__TASK OBJECTIVE__
Search the material for the word "industry" and report each line where it turns up.
--- start of THE RECORDS ---
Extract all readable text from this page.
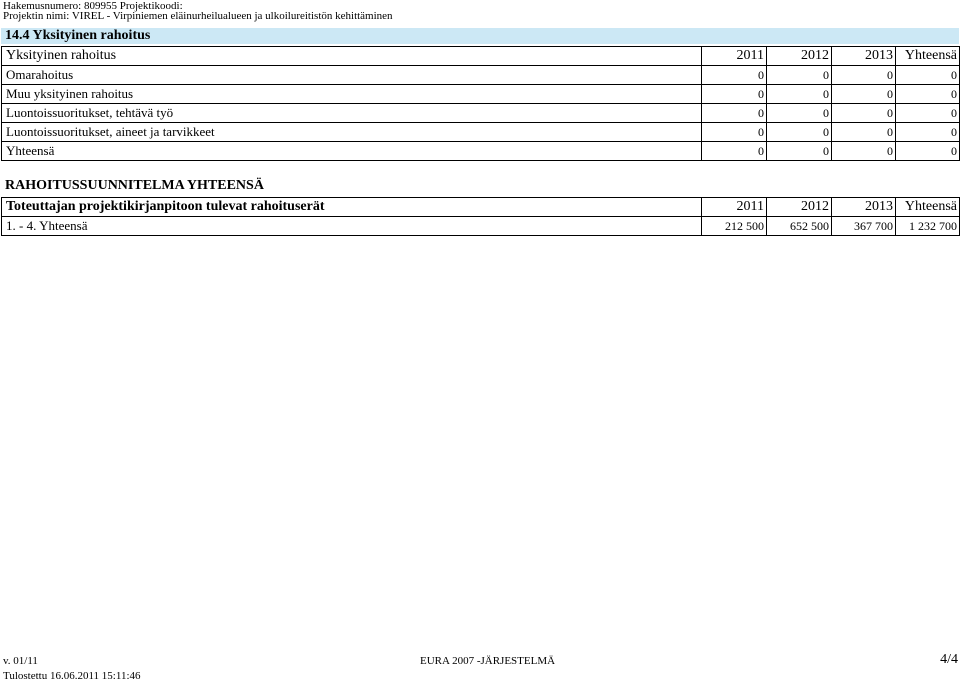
Hakemusnumero: 809955 Projektikoodi:
Projektin nimi: VIREL - Virpiniemen eläinurheilualueen ja ulkoilureitistön kehittäminen
14.4 Yksityinen rahoitus
Yksityinen rahoitus	2011	2012	2013	Yhteensä
Omarahoitus	0	0	0	0
Muu yksityinen rahoitus	0	0	0	0
Luontoissuoritukset, tehtävä työ	0	0	0	0
Luontoissuoritukset, aineet ja tarvikkeet	0	0	0	0
Yhteensä	0	0	0	0
RAHOITUSSUUNNITELMA YHTEENSÄ
Toteuttajan projektikirjanpitoon tulevat rahoituserät	2011	2012	2013	Yhteensä
1. - 4. Yhteensä	212 500	652 500	367 700	1 232 700
v. 01/11	EURA 2007 -JÄRJESTELMÄ	4/4
Tulostettu 16.06.2011 15:11:46
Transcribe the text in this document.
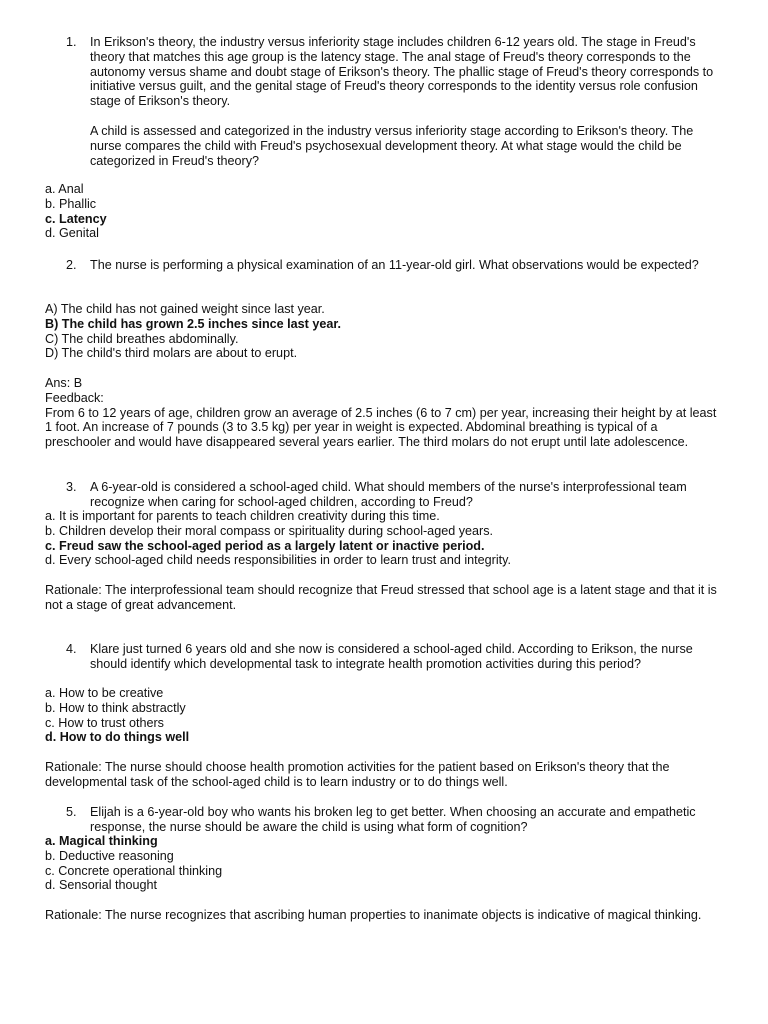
1. In Erikson's theory, the industry versus inferiority stage includes children 6-12 years old. The stage in Freud's theory that matches this age group is the latency stage. The anal stage of Freud's theory corresponds to the autonomy versus shame and doubt stage of Erikson's theory. The phallic stage of Freud's theory corresponds to initiative versus guilt, and the genital stage of Freud's theory corresponds to the identity versus role confusion stage of Erikson's theory.

A child is assessed and categorized in the industry versus inferiority stage according to Erikson's theory. The nurse compares the child with Freud's psychosexual development theory. At what stage would the child be categorized in Freud's theory?

a. Anal
b. Phallic
c. Latency
d. Genital
2. The nurse is performing a physical examination of an 11-year-old girl. What observations would be expected?

A) The child has not gained weight since last year.
B) The child has grown 2.5 inches since last year.
C) The child breathes abdominally.
D) The child's third molars are about to erupt.
Ans: B
Feedback:
From 6 to 12 years of age, children grow an average of 2.5 inches (6 to 7 cm) per year, increasing their height by at least 1 foot. An increase of 7 pounds (3 to 3.5 kg) per year in weight is expected. Abdominal breathing is typical of a preschooler and would have disappeared several years earlier. The third molars do not erupt until late adolescence.
3. A 6-year-old is considered a school-aged child. What should members of the nurse's interprofessional team recognize when caring for school-aged children, according to Freud?

a. It is important for parents to teach children creativity during this time.
b. Children develop their moral compass or spirituality during school-aged years.
c. Freud saw the school-aged period as a largely latent or inactive period.
d. Every school-aged child needs responsibilities in order to learn trust and integrity.
Rationale: The interprofessional team should recognize that Freud stressed that school age is a latent stage and that it is not a stage of great advancement.
4. Klare just turned 6 years old and she now is considered a school-aged child. According to Erikson, the nurse should identify which developmental task to integrate health promotion activities during this period?

a. How to be creative
b. How to think abstractly
c. How to trust others
d. How to do things well
Rationale: The nurse should choose health promotion activities for the patient based on Erikson's theory that the developmental task of the school-aged child is to learn industry or to do things well.
5. Elijah is a 6-year-old boy who wants his broken leg to get better. When choosing an accurate and empathetic response, the nurse should be aware the child is using what form of cognition?

a. Magical thinking
b. Deductive reasoning
c. Concrete operational thinking
d. Sensorial thought
Rationale: The nurse recognizes that ascribing human properties to inanimate objects is indicative of magical thinking.
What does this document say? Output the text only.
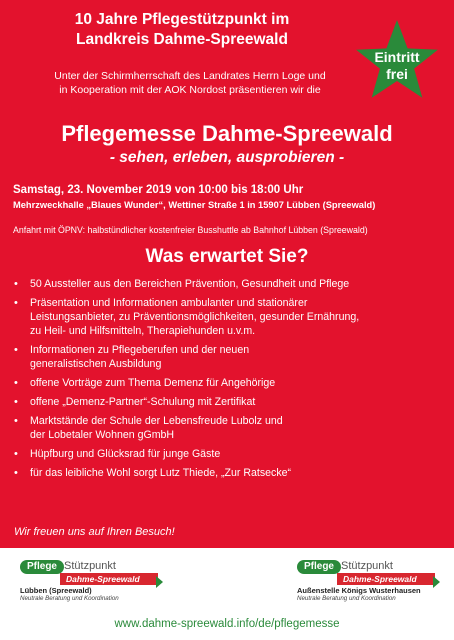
10 Jahre Pflegestützpunkt im
Landkreis Dahme-Spreewald
Unter der Schirmherrschaft des Landrates Herrn Loge und
in Kooperation mit der AOK Nordost präsentieren wir die
Eintritt
frei
Pflegemesse Dahme-Spreewald
- sehen, erleben, ausprobieren -
Samstag, 23. November 2019 von 10:00 bis 18:00 Uhr
Mehrzweckhalle „Blaues Wunder“, Wettiner Straße 1 in 15907 Lübben (Spreewald)
Anfahrt mit ÖPNV: halbstündlicher kostenfreier Busshuttle ab Bahnhof Lübben (Spreewald)
Was erwartet Sie?
• 50 Aussteller aus den Bereichen Prävention, Gesundheit und Pflege
• Präsentation und Informationen ambulanter und stationärer
Leistungsanbieter, zu Präventionsmöglichkeiten, gesunder Ernährung,
zu Heil- und Hilfsmitteln, Therapiehunden u.v.m.
• Informationen zu Pflegeberufen und der neuen
generalistischen Ausbildung
• offene Vorträge zum Thema Demenz für Angehörige
• offene „Demenz-Partner“-Schulung mit Zertifikat
• Marktstände der Schule der Lebensfreude Lubolz und
der Lobetaler Wohnen gGmbH
• Hüpfburg und Glücksrad für junge Gäste
• für das leibliche Wohl sorgt Lutz Thiede, „Zur Ratsecke“
Wir freuen uns auf Ihren Besuch!
Pflege Stützpunkt
Dahme-Spreewald
Lübben (Spreewald)
Neutrale Beratung und Koordination
Pflege Stützpunkt
Dahme-Spreewald
Außenstelle Königs Wusterhausen
Neutrale Beratung und Koordination
www.dahme-spreewald.info/de/pflegemesse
--- end of THE RECORDS ---
__TASK SOLUTION__
1. In Erikson's theory, the industry versus inferiority stage includes children 6-12 years old. The stage in Freud's theory that matches this age group is the latency stage. The anal stage of Freud's theory corresponds to the autonomy versus shame and doubt stage of Erikson's theory. The phallic stage of Freud's theory corresponds to initiative versus guilt, and the genital stage of Freud's theory corresponds to the identity versus role confusion stage of Erikson's theory.
A child is assessed and categorized in the industry versus inferiority stage according to Erikson's theory. The nurse compares the child with Freud's psychosexual development theory. At what stage would the child be categorized in Freud's theory?
Rationale: The nurse should choose health promotion activities for the patient based on Erikson's theory that the developmental task of the school-aged child is to learn industry or to do things well.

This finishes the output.